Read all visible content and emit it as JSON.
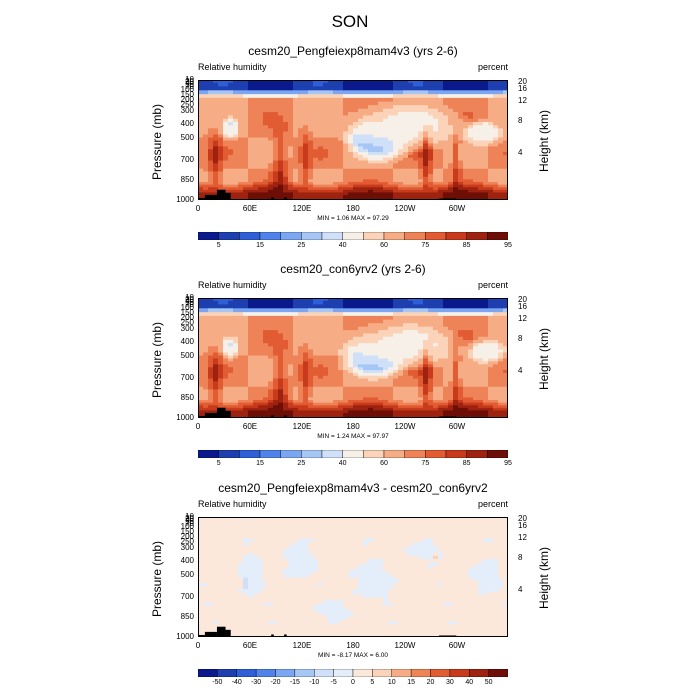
{
  "title": "SON",
  "colors": {
    "seq": [
      "#0a1a8c",
      "#1d3fb0",
      "#2f5fd6",
      "#4f83ea",
      "#7aa6f2",
      "#a6c6f6",
      "#cfe0f8",
      "#f6f0e8",
      "#fbd3b8",
      "#f6ac84",
      "#ee8358",
      "#e15b33",
      "#c83a1c",
      "#9e2210",
      "#6d0f07"
    ],
    "diff": [
      "#0a1a8c",
      "#1d3fb0",
      "#2f5fd6",
      "#4f83ea",
      "#7aa6f2",
      "#a6c6f6",
      "#cfe0f8",
      "#e4eefb",
      "#fbe8da",
      "#fbd3b8",
      "#f6ac84",
      "#ee8358",
      "#e15b33",
      "#c83a1c",
      "#9e2210",
      "#6d0f07"
    ],
    "terrain": "#000000"
  },
  "chart_data": [
    {
      "type": "heatmap",
      "panel_id": "p1",
      "title": "cesm20_Pengfeiexp8mam4v3 (yrs 2-6)",
      "left_label": "Relative humidity",
      "right_label": "percent",
      "ylabel": "Pressure (mb)",
      "y2label": "Height (km)",
      "x_ticks": [
        "0",
        "60E",
        "120E",
        "180",
        "120W",
        "60W"
      ],
      "y_ticks": [
        "10",
        "20",
        "30",
        "50",
        "70",
        "100",
        "150",
        "200",
        "250",
        "300",
        "400",
        "500",
        "700",
        "850",
        "1000"
      ],
      "y2_ticks": [
        "20",
        "16",
        "12",
        "8",
        "4"
      ],
      "min": 1.06,
      "max": 97.29,
      "minmax_text": "MIN =   1.06  MAX =  97.29",
      "colorbar_labels": [
        "5",
        "15",
        "25",
        "40",
        "60",
        "75",
        "85",
        "95"
      ],
      "features": [
        {
          "kind": "background",
          "value": 70
        },
        {
          "kind": "blob",
          "lon": 205,
          "p": 430,
          "rlon": 30,
          "rp": 140,
          "value": 10
        },
        {
          "kind": "blob",
          "lon": 210,
          "p": 450,
          "rlon": 45,
          "rp": 220,
          "value": 30
        },
        {
          "kind": "blob",
          "lon": 240,
          "p": 350,
          "rlon": 80,
          "rp": 200,
          "value": 45
        },
        {
          "kind": "blob",
          "lon": 38,
          "p": 360,
          "rlon": 8,
          "rp": 70,
          "value": 20
        },
        {
          "kind": "blob",
          "lon": 38,
          "p": 360,
          "rlon": 14,
          "rp": 110,
          "value": 45
        },
        {
          "kind": "blob",
          "lon": 330,
          "p": 380,
          "rlon": 20,
          "rp": 80,
          "value": 20
        },
        {
          "kind": "blob",
          "lon": 330,
          "p": 400,
          "rlon": 30,
          "rp": 120,
          "value": 45
        },
        {
          "kind": "column",
          "lon": 20,
          "width": 12,
          "value": 85
        },
        {
          "kind": "column",
          "lon": 95,
          "width": 14,
          "value": 88
        },
        {
          "kind": "column",
          "lon": 125,
          "width": 10,
          "value": 82
        },
        {
          "kind": "column",
          "lon": 265,
          "width": 10,
          "value": 88
        },
        {
          "kind": "column",
          "lon": 300,
          "width": 8,
          "value": 85
        },
        {
          "kind": "boundary",
          "value": 90
        },
        {
          "kind": "strat",
          "value": 5
        }
      ],
      "terrain": [
        {
          "lon0": 0,
          "lon1": 8,
          "p": 980
        },
        {
          "lon0": 8,
          "lon1": 22,
          "p": 950
        },
        {
          "lon0": 22,
          "lon1": 32,
          "p": 900
        },
        {
          "lon0": 32,
          "lon1": 38,
          "p": 930
        },
        {
          "lon0": 85,
          "lon1": 88,
          "p": 975
        },
        {
          "lon0": 100,
          "lon1": 103,
          "p": 975
        },
        {
          "lon0": 280,
          "lon1": 300,
          "p": 985
        }
      ]
    },
    {
      "type": "heatmap",
      "panel_id": "p2",
      "title": "cesm20_con6yrv2 (yrs 2-6)",
      "left_label": "Relative humidity",
      "right_label": "percent",
      "ylabel": "Pressure (mb)",
      "y2label": "Height (km)",
      "x_ticks": [
        "0",
        "60E",
        "120E",
        "180",
        "120W",
        "60W"
      ],
      "y_ticks": [
        "10",
        "20",
        "30",
        "50",
        "70",
        "100",
        "150",
        "200",
        "250",
        "300",
        "400",
        "500",
        "700",
        "850",
        "1000"
      ],
      "y2_ticks": [
        "20",
        "16",
        "12",
        "8",
        "4"
      ],
      "min": 1.24,
      "max": 97.97,
      "minmax_text": "MIN =   1.24  MAX =  97.97",
      "colorbar_labels": [
        "5",
        "15",
        "25",
        "40",
        "60",
        "75",
        "85",
        "95"
      ],
      "features": [
        {
          "kind": "background",
          "value": 70
        },
        {
          "kind": "blob",
          "lon": 205,
          "p": 450,
          "rlon": 30,
          "rp": 130,
          "value": 10
        },
        {
          "kind": "blob",
          "lon": 205,
          "p": 450,
          "rlon": 45,
          "rp": 210,
          "value": 30
        },
        {
          "kind": "blob",
          "lon": 235,
          "p": 360,
          "rlon": 80,
          "rp": 200,
          "value": 45
        },
        {
          "kind": "blob",
          "lon": 38,
          "p": 370,
          "rlon": 8,
          "rp": 70,
          "value": 20
        },
        {
          "kind": "blob",
          "lon": 38,
          "p": 370,
          "rlon": 14,
          "rp": 110,
          "value": 45
        },
        {
          "kind": "blob",
          "lon": 335,
          "p": 400,
          "rlon": 18,
          "rp": 80,
          "value": 20
        },
        {
          "kind": "blob",
          "lon": 335,
          "p": 400,
          "rlon": 28,
          "rp": 120,
          "value": 45
        },
        {
          "kind": "column",
          "lon": 20,
          "width": 12,
          "value": 85
        },
        {
          "kind": "column",
          "lon": 95,
          "width": 14,
          "value": 88
        },
        {
          "kind": "column",
          "lon": 125,
          "width": 10,
          "value": 82
        },
        {
          "kind": "column",
          "lon": 265,
          "width": 10,
          "value": 88
        },
        {
          "kind": "column",
          "lon": 300,
          "width": 8,
          "value": 85
        },
        {
          "kind": "boundary",
          "value": 90
        },
        {
          "kind": "strat",
          "value": 5
        }
      ],
      "terrain": [
        {
          "lon0": 0,
          "lon1": 8,
          "p": 980
        },
        {
          "lon0": 8,
          "lon1": 22,
          "p": 950
        },
        {
          "lon0": 22,
          "lon1": 32,
          "p": 900
        },
        {
          "lon0": 32,
          "lon1": 38,
          "p": 930
        },
        {
          "lon0": 85,
          "lon1": 88,
          "p": 975
        },
        {
          "lon0": 100,
          "lon1": 103,
          "p": 975
        },
        {
          "lon0": 280,
          "lon1": 300,
          "p": 985
        }
      ]
    },
    {
      "type": "heatmap",
      "panel_id": "p3",
      "title": "cesm20_Pengfeiexp8mam4v3 - cesm20_con6yrv2",
      "left_label": "Relative humidity",
      "right_label": "percent",
      "ylabel": "Pressure (mb)",
      "y2label": "Height (km)",
      "x_ticks": [
        "0",
        "60E",
        "120E",
        "180",
        "120W",
        "60W"
      ],
      "y_ticks": [
        "10",
        "20",
        "30",
        "50",
        "70",
        "100",
        "150",
        "200",
        "250",
        "300",
        "400",
        "500",
        "700",
        "850",
        "1000"
      ],
      "y2_ticks": [
        "20",
        "16",
        "12",
        "8",
        "4"
      ],
      "min": -8.17,
      "max": 6.0,
      "minmax_text": "MIN =  -8.17  MAX =   6.00",
      "colorbar_labels": [
        "-50",
        "-40",
        "-30",
        "-20",
        "-15",
        "-10",
        "-5",
        "0",
        "5",
        "10",
        "15",
        "20",
        "30",
        "40",
        "50"
      ],
      "features": [
        {
          "kind": "background",
          "value": 2
        },
        {
          "kind": "blob",
          "lon": 60,
          "p": 450,
          "rlon": 18,
          "rp": 250,
          "value": -3
        },
        {
          "kind": "blob",
          "lon": 115,
          "p": 350,
          "rlon": 25,
          "rp": 200,
          "value": -3
        },
        {
          "kind": "blob",
          "lon": 200,
          "p": 500,
          "rlon": 40,
          "rp": 200,
          "value": -2
        },
        {
          "kind": "blob",
          "lon": 160,
          "p": 750,
          "rlon": 30,
          "rp": 100,
          "value": -2
        },
        {
          "kind": "blob",
          "lon": 330,
          "p": 450,
          "rlon": 25,
          "rp": 200,
          "value": -2
        },
        {
          "kind": "blob",
          "lon": 260,
          "p": 250,
          "rlon": 30,
          "rp": 80,
          "value": -2
        },
        {
          "kind": "blob",
          "lon": 55,
          "p": 500,
          "rlon": 4,
          "rp": 80,
          "value": -8
        },
        {
          "kind": "blob",
          "lon": 275,
          "p": 300,
          "rlon": 4,
          "rp": 40,
          "value": 7
        }
      ],
      "terrain": [
        {
          "lon0": 0,
          "lon1": 8,
          "p": 980
        },
        {
          "lon0": 8,
          "lon1": 22,
          "p": 950
        },
        {
          "lon0": 22,
          "lon1": 32,
          "p": 900
        },
        {
          "lon0": 32,
          "lon1": 38,
          "p": 930
        },
        {
          "lon0": 85,
          "lon1": 88,
          "p": 975
        },
        {
          "lon0": 100,
          "lon1": 103,
          "p": 975
        },
        {
          "lon0": 280,
          "lon1": 300,
          "p": 985
        }
      ]
    }
  ]
}
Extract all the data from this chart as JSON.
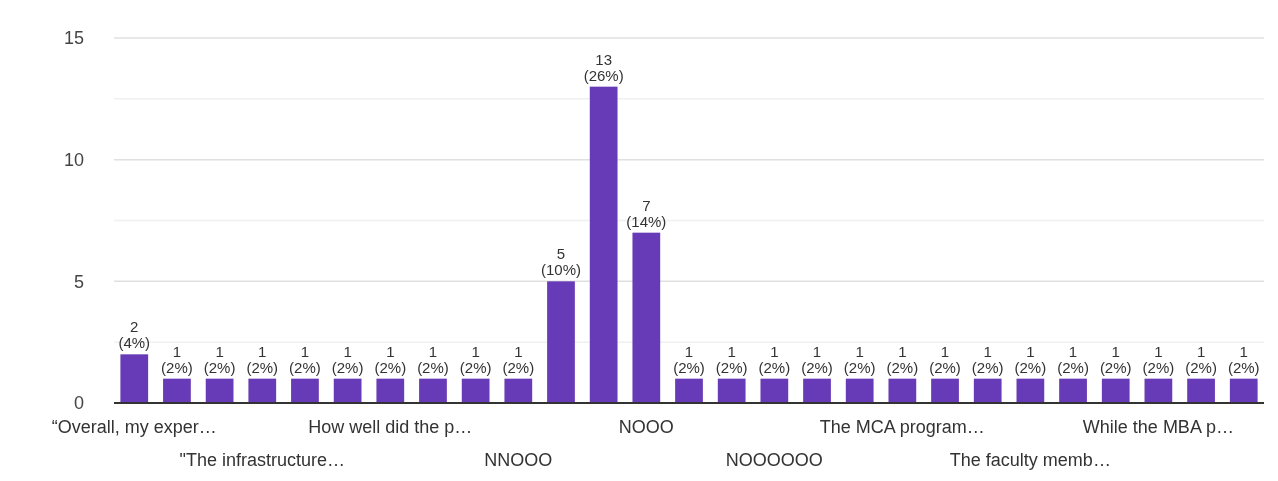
{
  "chart_data": {
    "type": "bar",
    "categories": [
      "“Overall, my exper…",
      null,
      null,
      "\"The infrastructure…",
      null,
      null,
      "How well did the p…",
      null,
      null,
      "NNOOO",
      null,
      null,
      "NOOO",
      null,
      null,
      "NOOOOOO",
      null,
      null,
      "The MCA program…",
      null,
      null,
      "The faculty memb…",
      null,
      null,
      "While the MBA p…",
      null,
      null
    ],
    "values": [
      2,
      1,
      1,
      1,
      1,
      1,
      1,
      1,
      1,
      1,
      5,
      13,
      7,
      1,
      1,
      1,
      1,
      1,
      1,
      1,
      1,
      1,
      1,
      1,
      1,
      1,
      1
    ],
    "value_labels": [
      "2 (4%)",
      "1 (2%)",
      "1 (2%)",
      "1 (2%)",
      "1 (2%)",
      "1 (2%)",
      "1 (2%)",
      "1 (2%)",
      "1 (2%)",
      "1 (2%)",
      "5 (10%)",
      "13 (26%)",
      "7 (14%)",
      "1 (2%)",
      "1 (2%)",
      "1 (2%)",
      "1 (2%)",
      "1 (2%)",
      "1 (2%)",
      "1 (2%)",
      "1 (2%)",
      "1 (2%)",
      "1 (2%)",
      "1 (2%)",
      "1 (2%)",
      "1 (2%)",
      "1 (2%)"
    ],
    "color": "#673ab7",
    "ylim": [
      0,
      15
    ],
    "yticks": [
      0,
      {
        "value": 2.5,
        "label": null
      },
      5,
      {
        "value": 7.5,
        "label": null
      },
      10,
      {
        "value": 12.5,
        "label": null
      },
      15
    ],
    "grid": true
  }
}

▶ WHAT TO DO
Copy every line of the material in which the word "title" occurs.

▶ EXERCISE ANSWER
  "title": "SON",
      "title": "cesm20_Pengfeiexp8mam4v3 (yrs 2-6)",
      "title": "cesm20_con6yrv2 (yrs 2-6)",
      "title": "cesm20_Pengfeiexp8mam4v3 - cesm20_con6yrv2",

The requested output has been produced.